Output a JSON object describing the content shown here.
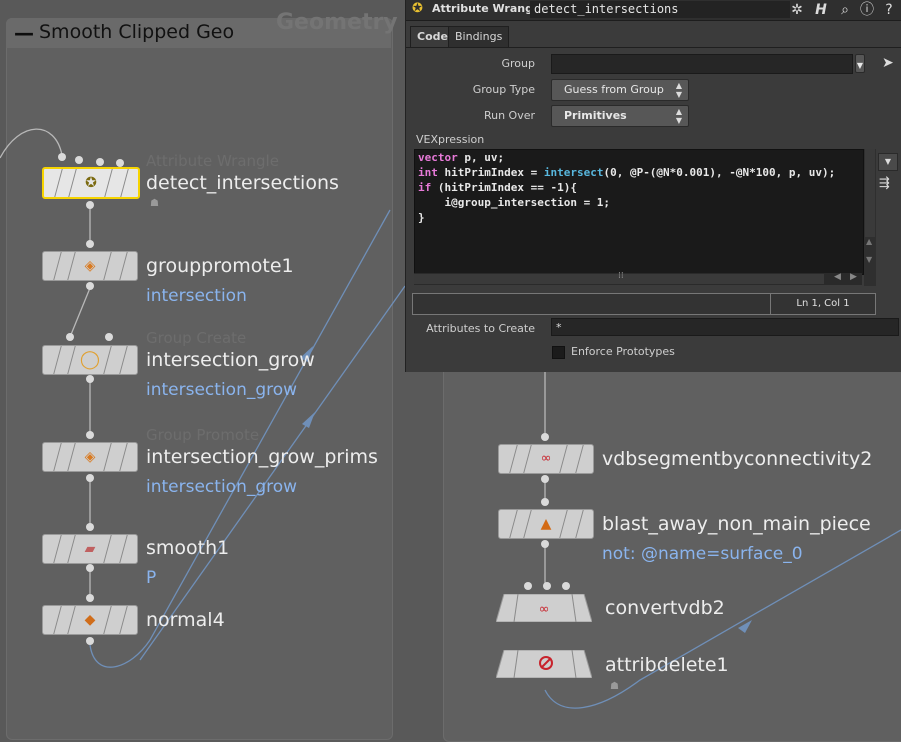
{
  "network": {
    "box_title": "Smooth Clipped Geo",
    "context_label": "Geometry",
    "left_nodes": [
      {
        "name": "detect_intersections",
        "type": "Attribute Wrangle",
        "comment": ""
      },
      {
        "name": "grouppromote1",
        "type": "",
        "comment": "intersection"
      },
      {
        "name": "intersection_grow",
        "type": "Group Create",
        "comment": "intersection_grow"
      },
      {
        "name": "intersection_grow_prims",
        "type": "Group Promote",
        "comment": "intersection_grow"
      },
      {
        "name": "smooth1",
        "type": "",
        "comment": "P"
      },
      {
        "name": "normal4",
        "type": "",
        "comment": ""
      }
    ],
    "right_nodes": [
      {
        "name": "vdbsegmentbyconnectivity2",
        "comment": ""
      },
      {
        "name": "blast_away_non_main_piece",
        "comment": "not: @name=surface_0"
      },
      {
        "name": "convertvdb2",
        "comment": ""
      },
      {
        "name": "attribdelete1",
        "comment": ""
      }
    ]
  },
  "panel": {
    "node_type": "Attribute Wrangle",
    "node_name": "detect_intersections",
    "tabs": [
      "Code",
      "Bindings"
    ],
    "group_label": "Group",
    "group_value": "",
    "group_type_label": "Group Type",
    "group_type_value": "Guess from Group",
    "run_over_label": "Run Over",
    "run_over_value": "Primitives",
    "vexpression_label": "VEXpression",
    "cursor_position": "Ln 1, Col 1",
    "attributes_label": "Attributes to Create",
    "attributes_value": "*",
    "enforce_label": "Enforce Prototypes",
    "code_lines": [
      "vector p, uv;",
      "int hitPrimIndex = intersect(0, @P-(@N*0.001), -@N*100, p, uv);",
      "if (hitPrimIndex == -1){",
      "    i@group_intersection = 1;",
      "}"
    ]
  }
}
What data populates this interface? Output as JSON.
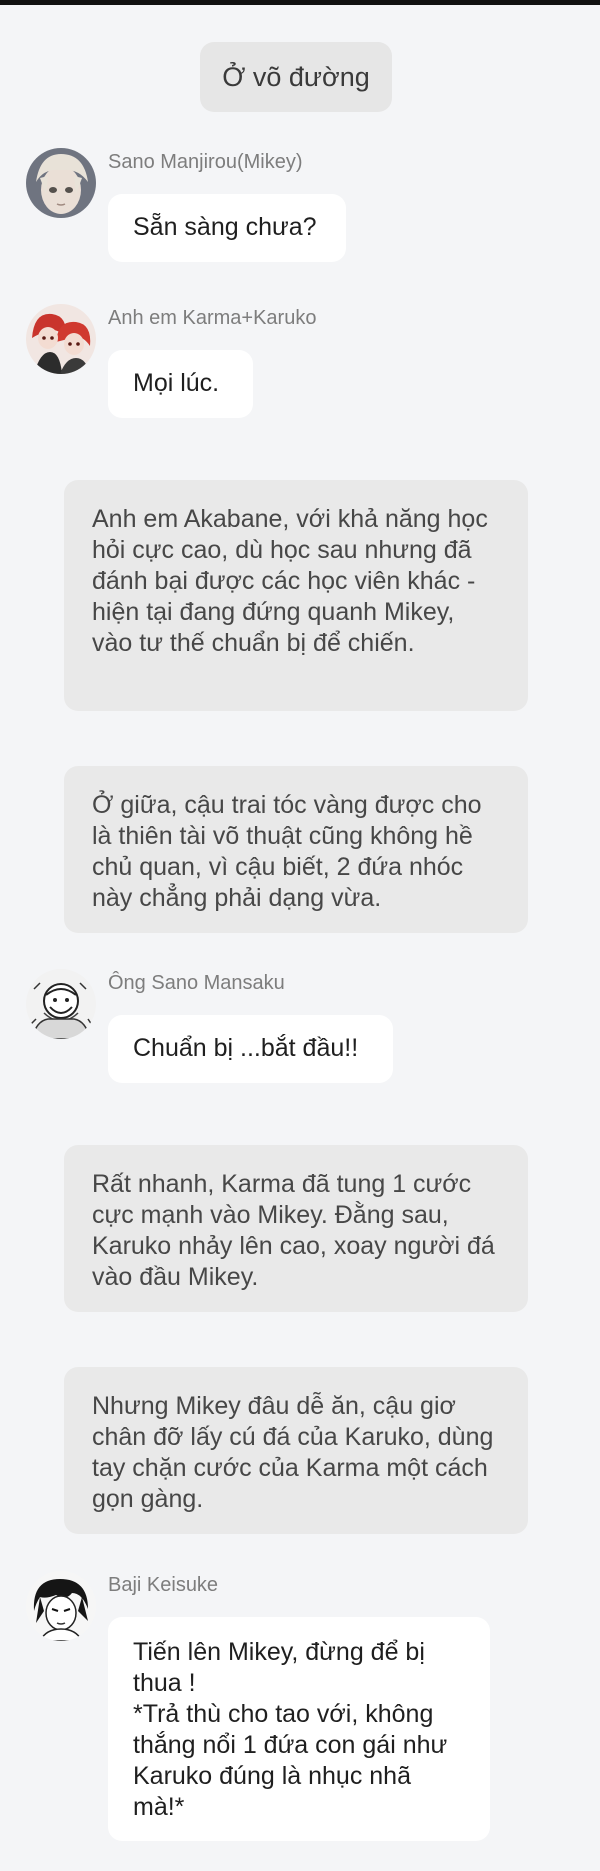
################
All entries are to be retyped exactly. Omit any embedded images.

• [REPLY TO THE EXERCISE]:
Output a JSON object describing the content shown here.
{
  "network": {
    "box_title": "Smooth Clipped Geo",
    "context_label": "Geometry",
    "left_nodes": [
      {
        "name": "detect_intersections",
        "type": "Attribute Wrangle",
        "comment": ""
      },
      {
        "name": "grouppromote1",
        "type": "",
        "comment": "intersection"
      },
      {
        "name": "intersection_grow",
        "type": "Group Create",
        "comment": "intersection_grow"
      },
      {
        "name": "intersection_grow_prims",
        "type": "Group Promote",
        "comment": "intersection_grow"
      },
      {
        "name": "smooth1",
        "type": "",
        "comment": "P"
      },
      {
        "name": "normal4",
        "type": "",
        "comment": ""
      }
    ],
    "right_nodes": [
      {
        "name": "vdbsegmentbyconnectivity2",
        "comment": ""
      },
      {
        "name": "blast_away_non_main_piece",
        "comment": "not: @name=surface_0"
      },
      {
        "name": "convertvdb2",
        "comment": ""
      },
      {
        "name": "attribdelete1",
        "comment": ""
      }
    ]
  },
  "panel": {
    "node_type": "Attribute Wrangle",
    "node_name": "detect_intersections",
    "tabs": [
      "Code",
      "Bindings"
    ],
    "group_label": "Group",
    "group_value": "",
    "group_type_label": "Group Type",
    "group_type_value": "Guess from Group",
    "run_over_label": "Run Over",
    "run_over_value": "Primitives",
    "vexpression_label": "VEXpression",
    "cursor_position": "Ln 1, Col 1",
    "attributes_label": "Attributes to Create",
    "attributes_value": "*",
    "enforce_label": "Enforce Prototypes",
    "code_lines": [
      "vector p, uv;",
      "int hitPrimIndex = intersect(0, @P-(@N*0.001), -@N*100, p, uv);",
      "if (hitPrimIndex == -1){",
      "    i@group_intersection = 1;",
      "}"
    ]
  }
}
What data populates this interface? Output as JSON.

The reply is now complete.